▶ _Task prompt_: Only the number is wanted: count the lines in the data with "Certification" in them.

▶ _Supplied entries_:
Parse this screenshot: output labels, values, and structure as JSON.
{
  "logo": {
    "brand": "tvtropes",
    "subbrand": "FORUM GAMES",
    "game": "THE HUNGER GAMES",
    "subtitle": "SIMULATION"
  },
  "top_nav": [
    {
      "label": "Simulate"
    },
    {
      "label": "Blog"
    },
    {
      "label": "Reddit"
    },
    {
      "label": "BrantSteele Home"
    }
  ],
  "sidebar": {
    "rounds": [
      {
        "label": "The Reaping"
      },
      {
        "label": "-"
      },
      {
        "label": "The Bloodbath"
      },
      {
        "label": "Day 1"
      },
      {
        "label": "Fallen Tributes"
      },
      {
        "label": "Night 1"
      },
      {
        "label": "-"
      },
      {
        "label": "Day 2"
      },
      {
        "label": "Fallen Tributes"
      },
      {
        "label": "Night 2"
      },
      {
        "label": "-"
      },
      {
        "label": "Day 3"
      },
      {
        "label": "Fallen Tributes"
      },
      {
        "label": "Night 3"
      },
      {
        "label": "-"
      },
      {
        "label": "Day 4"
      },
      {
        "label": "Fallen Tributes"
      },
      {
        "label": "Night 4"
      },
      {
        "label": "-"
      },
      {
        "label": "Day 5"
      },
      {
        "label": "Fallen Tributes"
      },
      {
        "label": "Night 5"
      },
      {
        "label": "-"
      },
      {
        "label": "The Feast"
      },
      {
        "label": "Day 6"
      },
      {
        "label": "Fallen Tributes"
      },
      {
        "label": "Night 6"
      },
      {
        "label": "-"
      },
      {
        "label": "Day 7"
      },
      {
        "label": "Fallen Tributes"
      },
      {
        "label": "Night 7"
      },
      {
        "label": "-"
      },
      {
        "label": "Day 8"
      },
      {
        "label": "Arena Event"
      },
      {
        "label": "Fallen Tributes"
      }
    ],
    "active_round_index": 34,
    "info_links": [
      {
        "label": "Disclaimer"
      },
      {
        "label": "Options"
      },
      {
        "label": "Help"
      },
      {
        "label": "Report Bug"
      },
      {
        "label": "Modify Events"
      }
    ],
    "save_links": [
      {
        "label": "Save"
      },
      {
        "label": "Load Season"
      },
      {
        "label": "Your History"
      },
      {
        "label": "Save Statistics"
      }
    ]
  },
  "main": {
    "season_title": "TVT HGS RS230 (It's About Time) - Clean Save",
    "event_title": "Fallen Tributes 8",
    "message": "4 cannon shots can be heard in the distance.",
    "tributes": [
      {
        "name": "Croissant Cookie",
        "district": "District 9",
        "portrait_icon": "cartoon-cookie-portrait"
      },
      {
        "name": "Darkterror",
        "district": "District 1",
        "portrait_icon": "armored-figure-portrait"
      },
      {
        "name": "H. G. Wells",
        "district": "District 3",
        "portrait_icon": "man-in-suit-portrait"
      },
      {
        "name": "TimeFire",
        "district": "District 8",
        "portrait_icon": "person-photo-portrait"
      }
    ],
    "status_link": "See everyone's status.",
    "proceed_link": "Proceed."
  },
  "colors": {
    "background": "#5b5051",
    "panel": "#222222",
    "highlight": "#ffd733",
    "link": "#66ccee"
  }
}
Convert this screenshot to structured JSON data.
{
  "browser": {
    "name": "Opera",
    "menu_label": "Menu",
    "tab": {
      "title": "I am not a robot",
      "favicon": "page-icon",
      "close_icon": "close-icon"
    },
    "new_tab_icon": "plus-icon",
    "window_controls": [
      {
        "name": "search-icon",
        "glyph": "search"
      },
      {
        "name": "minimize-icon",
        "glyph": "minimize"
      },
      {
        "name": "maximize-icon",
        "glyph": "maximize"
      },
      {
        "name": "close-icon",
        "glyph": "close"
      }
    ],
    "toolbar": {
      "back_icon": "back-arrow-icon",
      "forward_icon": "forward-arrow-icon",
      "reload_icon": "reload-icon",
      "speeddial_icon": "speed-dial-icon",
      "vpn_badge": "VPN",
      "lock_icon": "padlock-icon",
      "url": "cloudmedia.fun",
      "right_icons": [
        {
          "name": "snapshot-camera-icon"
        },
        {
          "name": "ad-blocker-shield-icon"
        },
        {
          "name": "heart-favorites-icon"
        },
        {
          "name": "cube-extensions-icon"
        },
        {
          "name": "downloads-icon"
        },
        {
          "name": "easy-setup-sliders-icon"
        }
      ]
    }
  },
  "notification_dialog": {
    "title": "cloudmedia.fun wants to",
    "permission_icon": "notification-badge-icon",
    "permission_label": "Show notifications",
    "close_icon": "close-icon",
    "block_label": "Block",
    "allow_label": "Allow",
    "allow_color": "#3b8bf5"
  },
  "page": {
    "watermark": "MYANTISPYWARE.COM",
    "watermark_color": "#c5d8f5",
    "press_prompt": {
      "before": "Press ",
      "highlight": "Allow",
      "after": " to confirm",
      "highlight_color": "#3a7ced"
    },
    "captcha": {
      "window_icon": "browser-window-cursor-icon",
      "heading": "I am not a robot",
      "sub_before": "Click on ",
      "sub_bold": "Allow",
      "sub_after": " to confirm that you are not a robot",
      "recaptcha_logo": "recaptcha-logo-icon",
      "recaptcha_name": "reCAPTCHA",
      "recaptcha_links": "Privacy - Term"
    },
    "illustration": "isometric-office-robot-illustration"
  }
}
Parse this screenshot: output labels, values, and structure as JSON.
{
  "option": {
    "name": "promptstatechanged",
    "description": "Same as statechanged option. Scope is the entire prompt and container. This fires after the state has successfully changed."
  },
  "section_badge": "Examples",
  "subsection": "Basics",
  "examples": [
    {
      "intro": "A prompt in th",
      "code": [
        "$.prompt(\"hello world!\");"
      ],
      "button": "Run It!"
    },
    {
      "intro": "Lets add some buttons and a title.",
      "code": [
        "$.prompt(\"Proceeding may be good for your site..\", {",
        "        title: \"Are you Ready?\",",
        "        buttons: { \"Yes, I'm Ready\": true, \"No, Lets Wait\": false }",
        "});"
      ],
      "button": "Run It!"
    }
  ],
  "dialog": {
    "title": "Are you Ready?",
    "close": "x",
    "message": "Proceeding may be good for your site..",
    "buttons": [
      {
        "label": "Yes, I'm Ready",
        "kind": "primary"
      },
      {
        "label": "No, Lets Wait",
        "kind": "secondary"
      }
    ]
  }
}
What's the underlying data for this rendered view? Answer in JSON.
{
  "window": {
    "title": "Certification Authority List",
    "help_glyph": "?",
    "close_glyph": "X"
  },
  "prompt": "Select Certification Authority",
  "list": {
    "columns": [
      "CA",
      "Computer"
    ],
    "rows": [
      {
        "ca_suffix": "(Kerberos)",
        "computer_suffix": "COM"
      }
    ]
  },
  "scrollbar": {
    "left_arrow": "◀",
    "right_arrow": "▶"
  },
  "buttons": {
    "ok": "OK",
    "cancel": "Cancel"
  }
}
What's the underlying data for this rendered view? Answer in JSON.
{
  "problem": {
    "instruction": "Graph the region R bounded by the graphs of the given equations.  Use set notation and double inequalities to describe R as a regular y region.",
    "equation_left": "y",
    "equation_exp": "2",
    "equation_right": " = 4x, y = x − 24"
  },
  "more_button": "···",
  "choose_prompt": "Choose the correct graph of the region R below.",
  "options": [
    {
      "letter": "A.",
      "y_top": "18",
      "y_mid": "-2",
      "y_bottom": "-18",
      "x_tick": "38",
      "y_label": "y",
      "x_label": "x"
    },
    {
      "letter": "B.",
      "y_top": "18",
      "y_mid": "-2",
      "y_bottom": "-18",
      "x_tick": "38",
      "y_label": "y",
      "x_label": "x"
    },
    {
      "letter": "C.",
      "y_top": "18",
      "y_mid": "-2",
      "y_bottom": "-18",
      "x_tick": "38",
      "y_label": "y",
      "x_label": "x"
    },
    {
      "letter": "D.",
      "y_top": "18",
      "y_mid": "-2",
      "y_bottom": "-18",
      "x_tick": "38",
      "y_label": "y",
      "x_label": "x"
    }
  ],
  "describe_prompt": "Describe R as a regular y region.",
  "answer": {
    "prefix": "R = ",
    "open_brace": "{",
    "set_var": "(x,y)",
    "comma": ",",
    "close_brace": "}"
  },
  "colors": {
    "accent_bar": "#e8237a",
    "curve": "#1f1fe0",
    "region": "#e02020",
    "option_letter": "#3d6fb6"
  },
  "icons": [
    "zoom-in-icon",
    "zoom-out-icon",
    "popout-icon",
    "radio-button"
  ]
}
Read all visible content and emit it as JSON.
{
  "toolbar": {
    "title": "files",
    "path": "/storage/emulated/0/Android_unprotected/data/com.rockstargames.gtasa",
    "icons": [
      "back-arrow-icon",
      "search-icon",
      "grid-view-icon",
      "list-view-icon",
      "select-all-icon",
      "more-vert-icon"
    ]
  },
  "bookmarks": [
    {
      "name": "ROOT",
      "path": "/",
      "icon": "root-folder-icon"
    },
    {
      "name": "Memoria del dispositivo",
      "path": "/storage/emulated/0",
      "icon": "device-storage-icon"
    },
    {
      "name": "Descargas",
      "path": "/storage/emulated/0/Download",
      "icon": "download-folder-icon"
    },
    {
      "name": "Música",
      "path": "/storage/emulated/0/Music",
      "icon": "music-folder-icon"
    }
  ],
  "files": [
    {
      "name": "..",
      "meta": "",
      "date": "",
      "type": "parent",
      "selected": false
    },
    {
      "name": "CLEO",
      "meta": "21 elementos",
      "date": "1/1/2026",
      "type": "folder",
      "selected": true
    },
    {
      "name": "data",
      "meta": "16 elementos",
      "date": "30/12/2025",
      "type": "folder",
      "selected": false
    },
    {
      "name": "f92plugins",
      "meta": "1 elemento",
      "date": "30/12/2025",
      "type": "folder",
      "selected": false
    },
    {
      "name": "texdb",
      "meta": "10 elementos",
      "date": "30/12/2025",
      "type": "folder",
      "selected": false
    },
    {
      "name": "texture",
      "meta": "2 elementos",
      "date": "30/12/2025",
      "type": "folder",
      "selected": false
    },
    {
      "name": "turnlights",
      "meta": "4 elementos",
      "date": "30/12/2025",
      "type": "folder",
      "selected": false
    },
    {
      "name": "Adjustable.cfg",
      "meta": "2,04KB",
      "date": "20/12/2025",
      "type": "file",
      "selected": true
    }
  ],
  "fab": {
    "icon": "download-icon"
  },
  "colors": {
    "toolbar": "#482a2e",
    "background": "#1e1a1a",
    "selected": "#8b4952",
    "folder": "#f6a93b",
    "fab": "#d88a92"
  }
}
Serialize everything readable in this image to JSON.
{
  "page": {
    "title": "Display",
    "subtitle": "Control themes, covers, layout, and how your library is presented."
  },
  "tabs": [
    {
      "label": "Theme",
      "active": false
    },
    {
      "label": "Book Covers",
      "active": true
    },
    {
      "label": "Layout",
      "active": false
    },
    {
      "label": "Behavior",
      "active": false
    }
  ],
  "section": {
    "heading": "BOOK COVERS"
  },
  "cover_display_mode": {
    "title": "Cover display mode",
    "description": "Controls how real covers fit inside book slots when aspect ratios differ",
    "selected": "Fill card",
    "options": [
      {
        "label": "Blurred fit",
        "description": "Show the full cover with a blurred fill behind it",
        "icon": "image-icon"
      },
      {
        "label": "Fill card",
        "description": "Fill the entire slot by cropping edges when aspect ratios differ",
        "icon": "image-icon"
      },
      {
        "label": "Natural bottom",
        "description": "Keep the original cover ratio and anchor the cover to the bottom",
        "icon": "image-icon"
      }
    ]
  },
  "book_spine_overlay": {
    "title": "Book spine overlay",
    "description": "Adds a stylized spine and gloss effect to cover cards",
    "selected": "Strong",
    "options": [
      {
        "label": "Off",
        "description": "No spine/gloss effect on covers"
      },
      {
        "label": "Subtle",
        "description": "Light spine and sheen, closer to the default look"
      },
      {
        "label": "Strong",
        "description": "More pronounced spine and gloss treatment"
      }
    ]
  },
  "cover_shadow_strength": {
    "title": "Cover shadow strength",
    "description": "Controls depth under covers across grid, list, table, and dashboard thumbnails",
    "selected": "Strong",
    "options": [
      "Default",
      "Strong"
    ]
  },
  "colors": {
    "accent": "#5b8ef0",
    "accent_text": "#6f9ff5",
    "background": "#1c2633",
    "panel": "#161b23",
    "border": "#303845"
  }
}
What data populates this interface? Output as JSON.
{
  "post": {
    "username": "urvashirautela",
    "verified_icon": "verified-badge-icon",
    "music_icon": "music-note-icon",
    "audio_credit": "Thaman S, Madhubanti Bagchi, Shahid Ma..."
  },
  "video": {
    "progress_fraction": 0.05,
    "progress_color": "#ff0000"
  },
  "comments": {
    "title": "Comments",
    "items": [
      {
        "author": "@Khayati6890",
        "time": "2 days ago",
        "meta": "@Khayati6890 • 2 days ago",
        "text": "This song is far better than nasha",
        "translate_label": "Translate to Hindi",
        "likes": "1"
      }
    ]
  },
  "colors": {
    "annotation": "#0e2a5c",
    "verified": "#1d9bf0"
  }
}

▶ _Solution for this exercise_: 2